++++ Raw data

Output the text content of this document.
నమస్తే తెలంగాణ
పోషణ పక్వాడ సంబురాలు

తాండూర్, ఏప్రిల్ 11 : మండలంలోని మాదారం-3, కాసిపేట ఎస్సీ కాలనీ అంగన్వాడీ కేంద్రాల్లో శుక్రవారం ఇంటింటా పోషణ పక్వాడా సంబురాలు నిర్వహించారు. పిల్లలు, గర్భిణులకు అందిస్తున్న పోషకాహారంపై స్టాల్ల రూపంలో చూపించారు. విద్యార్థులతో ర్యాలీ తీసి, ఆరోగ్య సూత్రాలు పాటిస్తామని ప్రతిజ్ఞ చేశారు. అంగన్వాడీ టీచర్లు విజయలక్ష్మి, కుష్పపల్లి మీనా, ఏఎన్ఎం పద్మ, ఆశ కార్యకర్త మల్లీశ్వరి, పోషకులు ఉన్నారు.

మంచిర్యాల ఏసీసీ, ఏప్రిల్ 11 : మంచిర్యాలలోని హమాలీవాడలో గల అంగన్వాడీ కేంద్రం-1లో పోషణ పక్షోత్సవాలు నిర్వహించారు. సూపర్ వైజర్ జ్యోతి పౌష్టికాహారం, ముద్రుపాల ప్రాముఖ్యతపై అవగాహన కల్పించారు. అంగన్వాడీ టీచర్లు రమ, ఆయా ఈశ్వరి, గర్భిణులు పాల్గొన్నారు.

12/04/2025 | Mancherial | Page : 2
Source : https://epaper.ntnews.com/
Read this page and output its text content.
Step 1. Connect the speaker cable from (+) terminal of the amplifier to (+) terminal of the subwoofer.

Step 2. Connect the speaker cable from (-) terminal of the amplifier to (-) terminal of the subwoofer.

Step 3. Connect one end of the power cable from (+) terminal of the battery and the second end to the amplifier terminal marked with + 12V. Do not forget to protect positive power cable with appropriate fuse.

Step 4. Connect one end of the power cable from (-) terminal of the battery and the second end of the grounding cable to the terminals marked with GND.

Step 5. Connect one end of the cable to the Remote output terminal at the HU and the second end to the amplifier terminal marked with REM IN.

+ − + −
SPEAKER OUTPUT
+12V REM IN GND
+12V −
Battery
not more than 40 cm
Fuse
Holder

++++++++

Task details >> What is the number of lines holding the word "Connect"? State it alone.

Task result >> 5